INSTRUCTIONS FOR THE TASK> All lines featuring the string "violence" are to be listed.

DATA IN THIS EXERCISE>

━━━━━━━━━━━━━━━━━━━━━━━━━━━━━━

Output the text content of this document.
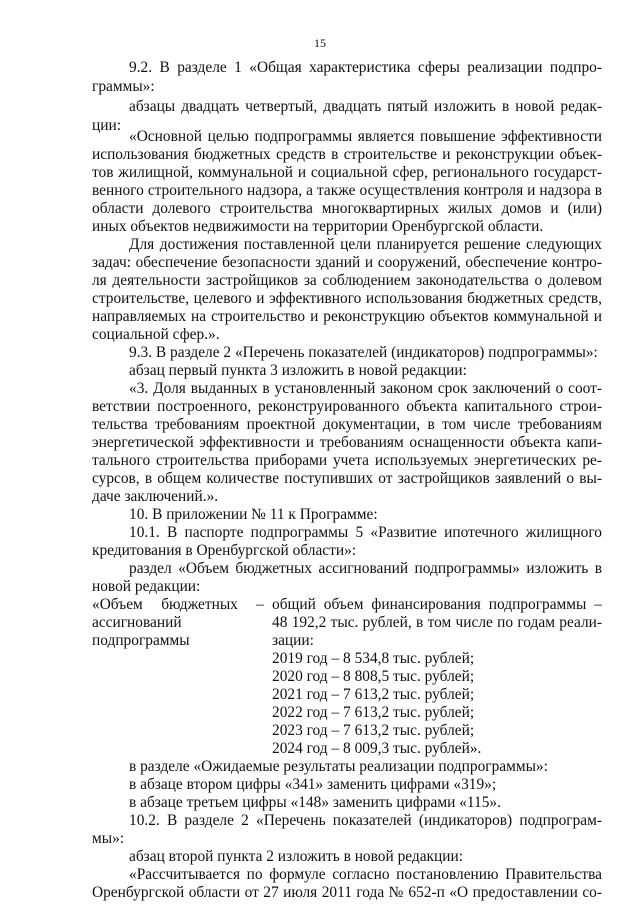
15
9.2. В разделе 1 «Общая характеристика сферы реализации подпро-
граммы»:
абзацы двадцать четвертый, двадцать пятый изложить в новой редак-
ции:
«Основной целью подпрограммы является повышение эффективности
использования бюджетных средств в строительстве и реконструкции объек-
тов жилищной, коммунальной и социальной сфер, регионального государст-
венного строительного надзора, а также осуществления контроля и надзора в
области долевого строительства многоквартирных жилых домов и (или)
иных объектов недвижимости на территории Оренбургской области.
Для достижения поставленной цели планируется решение следующих
задач: обеспечение безопасности зданий и сооружений, обеспечение контро-
ля деятельности застройщиков за соблюдением законодательства о долевом
строительстве, целевого и эффективного использования бюджетных средств,
направляемых на строительство и реконструкцию объектов коммунальной и
социальной сфер.».
9.3. В разделе 2 «Перечень показателей (индикаторов) подпрограммы»:
абзац первый пункта 3 изложить в новой редакции:
«3. Доля выданных в установленный законом срок заключений о соот-
ветствии построенного, реконструированного объекта капитального строи-
тельства требованиям проектной документации, в том числе требованиям
энергетической эффективности и требованиям оснащенности объекта капи-
тального строительства приборами учета используемых энергетических ре-
сурсов, в общем количестве поступивших от застройщиков заявлений о вы-
даче заключений.».
10. В приложении № 11 к Программе:
10.1. В паспорте подпрограммы 5 «Развитие ипотечного жилищного
кредитования в Оренбургской области»:
раздел «Объем бюджетных ассигнований подпрограммы» изложить в
новой редакции:
«Объем бюджетных –
ассигнований
подпрограммы
общий объем финансирования подпрограммы –
48 192,2 тыс. рублей, в том числе по годам реали-
зации:
2019 год – 8 534,8 тыс. рублей;
2020 год – 8 808,5 тыс. рублей;
2021 год – 7 613,2 тыс. рублей;
2022 год – 7 613,2 тыс. рублей;
2023 год – 7 613,2 тыс. рублей;
2024 год – 8 009,3 тыс. рублей».
в разделе «Ожидаемые результаты реализации подпрограммы»:
в абзаце втором цифры «341» заменить цифрами «319»;
в абзаце третьем цифры «148» заменить цифрами «115».
10.2. В разделе 2 «Перечень показателей (индикаторов) подпрограм-
мы»:
абзац второй пункта 2 изложить в новой редакции:
«Рассчитывается по формуле согласно постановлению Правительства
Оренбургской области от 27 июля 2011 года № 652-п «О предоставлении со-
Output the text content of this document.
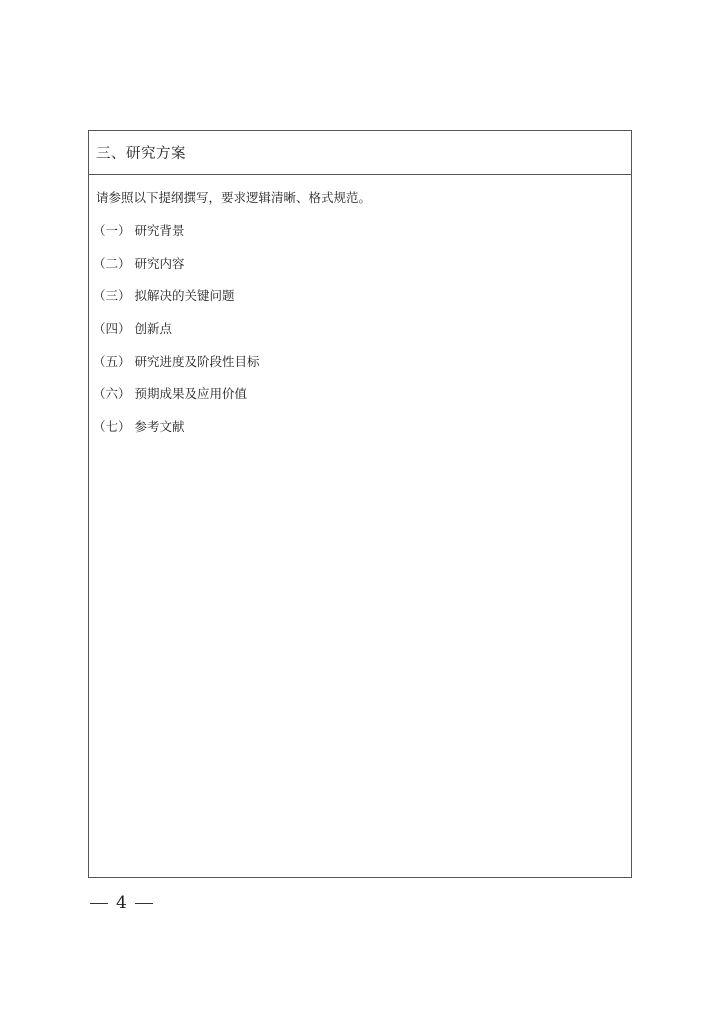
三、研究方案

请参照以下提纲撰写，要求逻辑清晰、格式规范。

（一） 研究背景
（二） 研究内容
（三） 拟解决的关键问题
（四） 创新点
（五） 研究进度及阶段性目标
（六） 预期成果及应用价值
（七） 参考文献
4
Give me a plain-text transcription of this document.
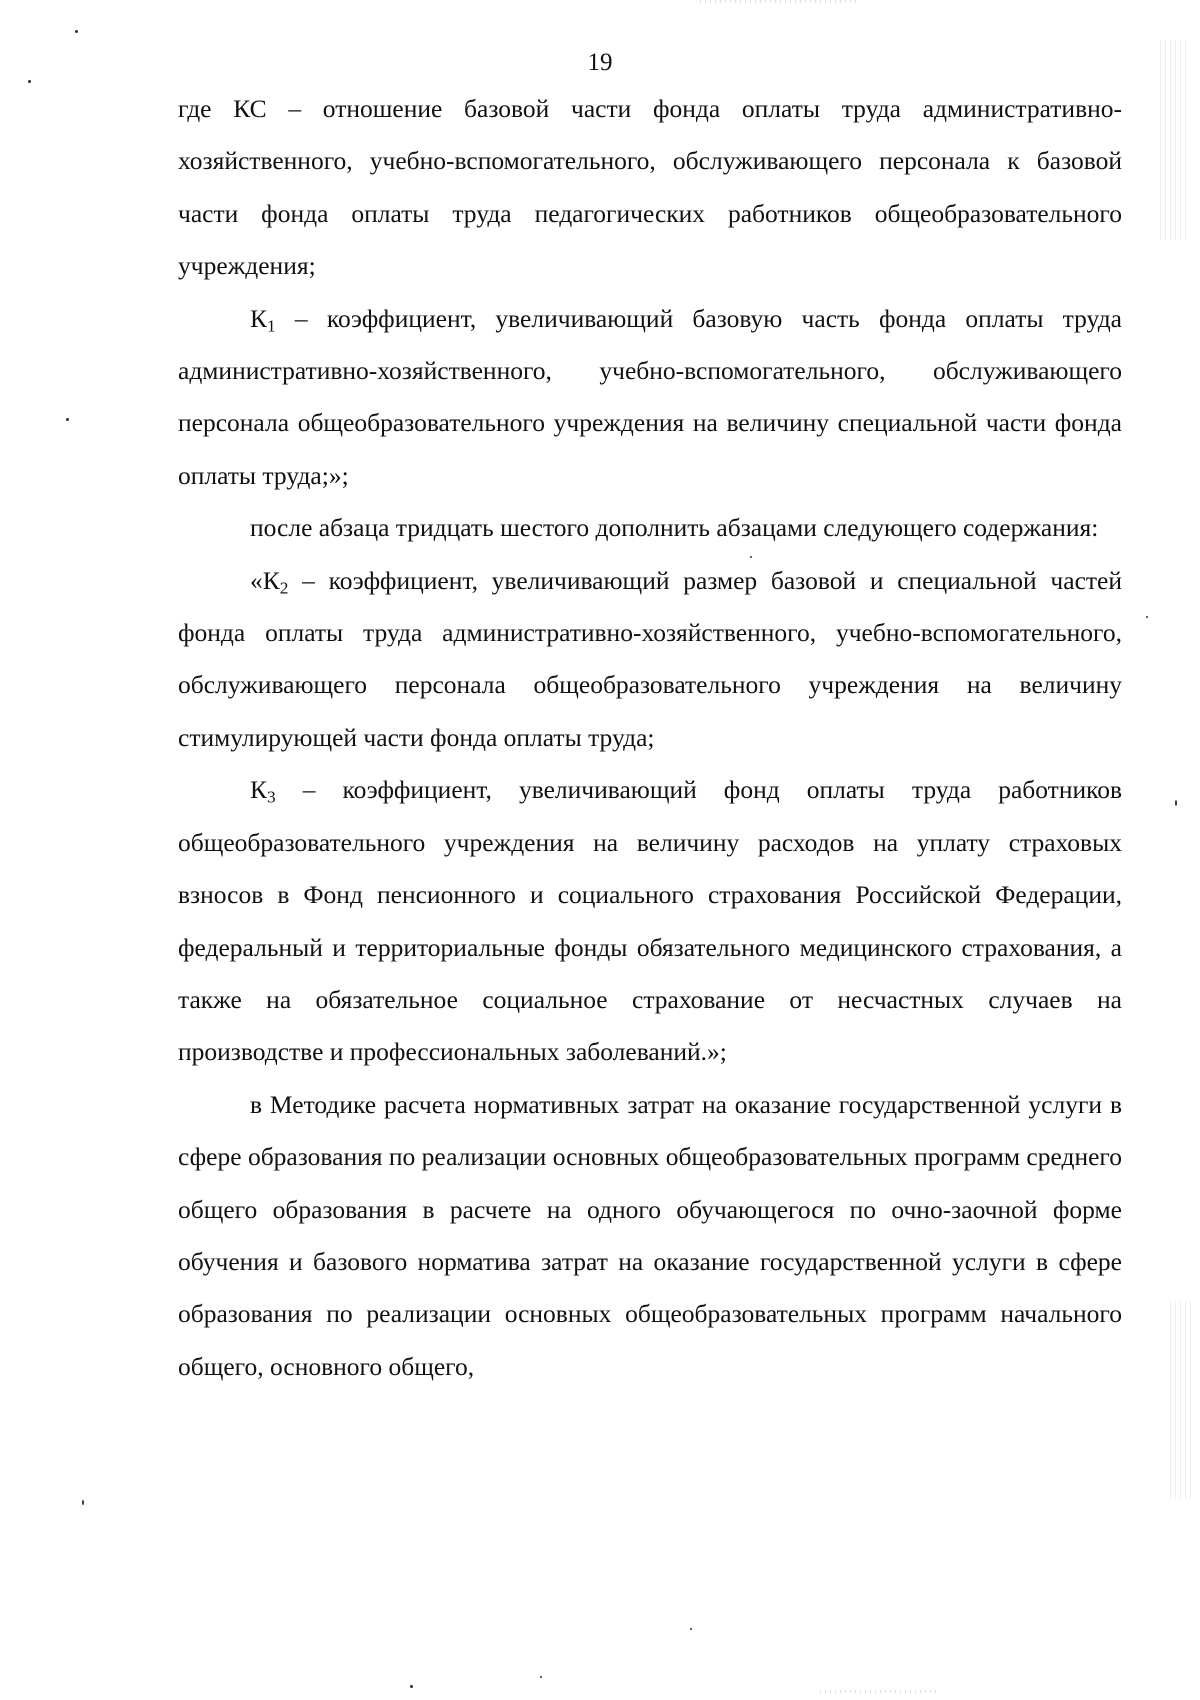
19

где КС – отношение базовой части фонда оплаты труда административно-хозяйственного, учебно-вспомогательного, обслуживающего персонала к базовой части фонда оплаты труда педагогических работников общеобразовательного учреждения;

$К_1$ – коэффициент, увеличивающий базовую часть фонда оплаты труда административно-хозяйственного, учебно-вспомогательного, обслуживающего персонала общеобразовательного учреждения на величину специальной части фонда оплаты труда;»;

после абзаца тридцать шестого дополнить абзацами следующего содержания:

«$К_2$ – коэффициент, увеличивающий размер базовой и специальной частей фонда оплаты труда административно-хозяйственного, учебно-вспомогательного, обслуживающего персонала общеобразовательного учреждения на величину стимулирующей части фонда оплаты труда;

$К_3$ – коэффициент, увеличивающий фонд оплаты труда работников общеобразовательного учреждения на величину расходов на уплату страховых взносов в Фонд пенсионного и социального страхования Российской Федерации, федеральный и территориальные фонды обязательного медицинского страхования, а также на обязательное социальное страхование от несчастных случаев на производстве и профессиональных заболеваний.»;

в Методике расчета нормативных затрат на оказание государственной услуги в сфере образования по реализации основных общеобразовательных программ среднего общего образования в расчете на одного обучающегося по очно-заочной форме обучения и базового норматива затрат на оказание государственной услуги в сфере образования по реализации основных общеобразовательных программ начального общего, основного общего,
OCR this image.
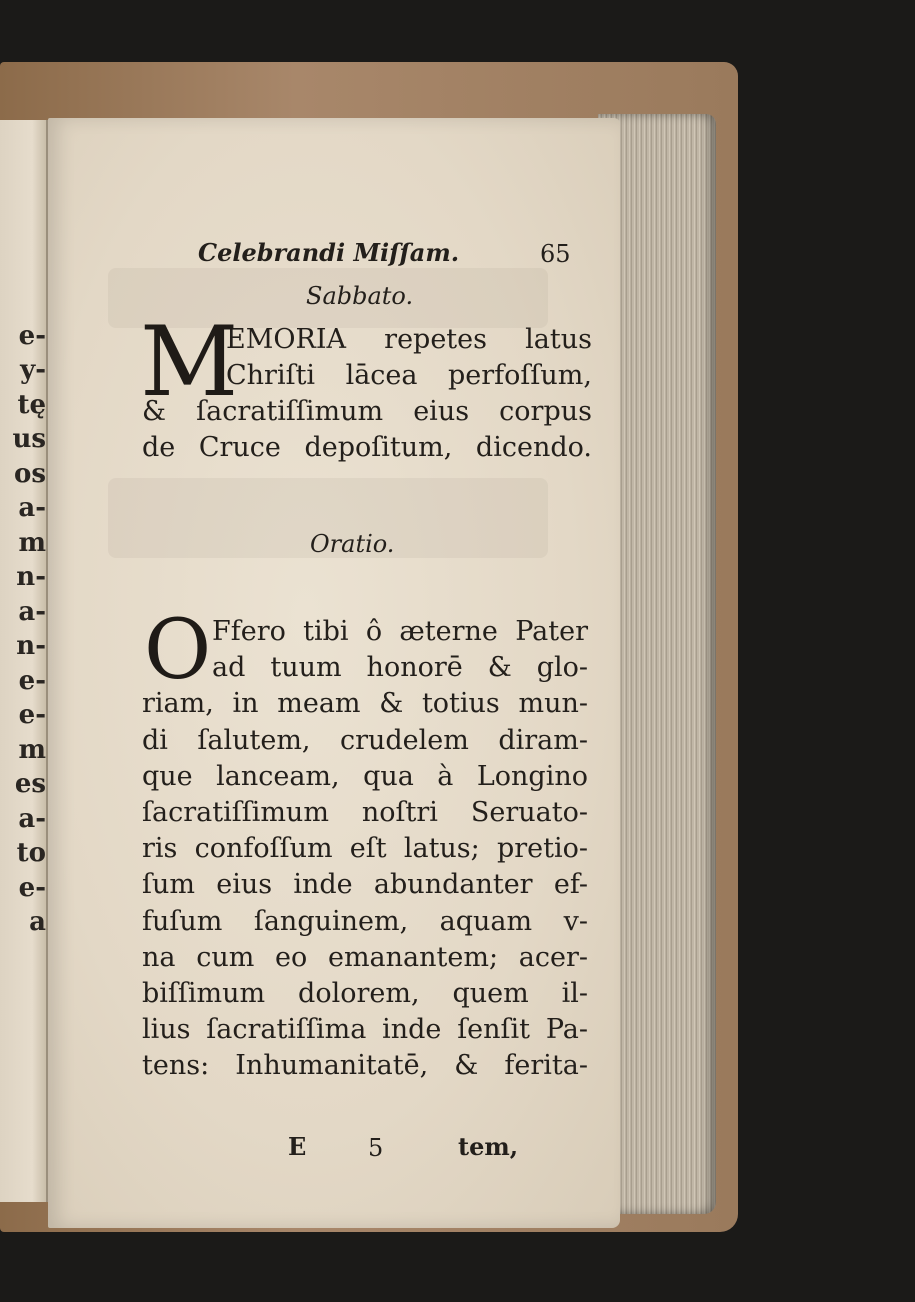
e-
y-
tę
us
os
a-
m
n-
a-
n-
e-
e-
m
es
a-
to
e-
a
Celebrandi Miſſam.	65
Sabbato.
M
EMORIA repetes latus
Chriſti lācea perfoſſum,
& ſacratiſſimum eius corpus
de Cruce depoſitum, dicendo.
Oratio.
O Ffero tibi ô æterne Pater
ad tuum honorē & glo-
riam, in meam & totius mun-
di ſalutem, crudelem diram-
que lanceam, qua à Longino
ſacratiſſimum noſtri Seruato-
ris confoſſum eſt latus; pretio-
ſum eius inde abundanter ef-
fuſum ſanguinem, aquam v-
na cum eo emanantem; acer-
biſſimum dolorem, quem il-
lius ſacratiſſima inde ſenſit Pa-
tens: Inhumanitatē, & ferita-
E	5	tem,
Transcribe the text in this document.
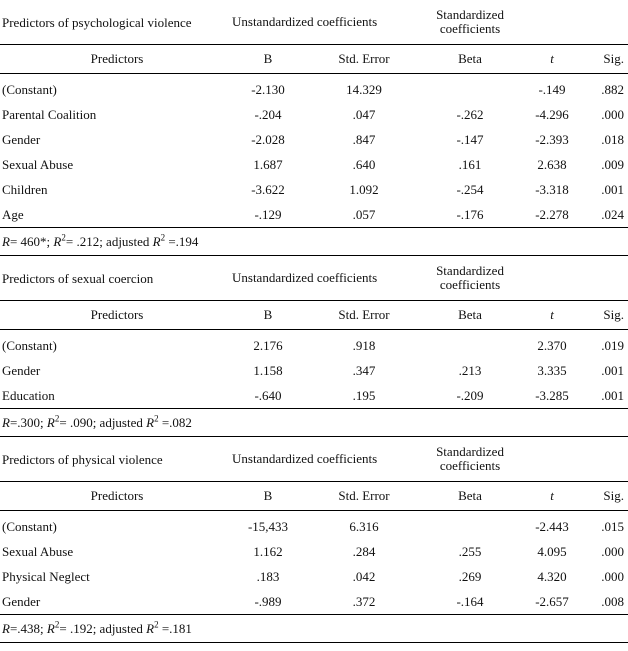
Predictors of psychological violence	Unstandardized coefficients		Standardized
coefficients		
Predictors	B	Std. Error	Beta	t	Sig.
(Constant)	-2.130	14.329		-.149	.882
Parental Coalition	-.204	.047	-.262	-4.296	.000
Gender	-2.028	.847	-.147	-2.393	.018
Sexual Abuse	1.687	.640	.161	2.638	.009
Children	-3.622	1.092	-.254	-3.318	.001
Age	-.129	.057	-.176	-2.278	.024
R= 460*; $R^2= .212$; adjusted $R^2 =.194$					
Predictors of sexual coercion	Unstandardized coefficients		Standardized
coefficients		
Predictors	B	Std. Error	Beta	t	Sig.
(Constant)	2.176	.918		2.370	.019
Gender	1.158	.347	.213	3.335	.001
Education	-.640	.195	-.209	-3.285	.001
R=.300; $R^2= .090$; adjusted $R^2 =.082$					
Predictors of physical violence	Unstandardized coefficients		Standardized
coefficients		
Predictors	B	Std. Error	Beta	t	Sig.
(Constant)	-15,433	6.316		-2.443	.015
Sexual Abuse	1.162	.284	.255	4.095	.000
Physical Neglect	.183	.042	.269	4.320	.000
Gender	-.989	.372	-.164	-2.657	.008
R=.438; $R^2= .192$; adjusted $R^2 =.181$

━━━━━━━━━━━━━━━━━━━━━━━━━━━━━━

ANSWER>
Predictors of psychological violence	Unstandardized coefficients		Standardized
Predictors of physical violence	Unstandardized coefficients		Standardized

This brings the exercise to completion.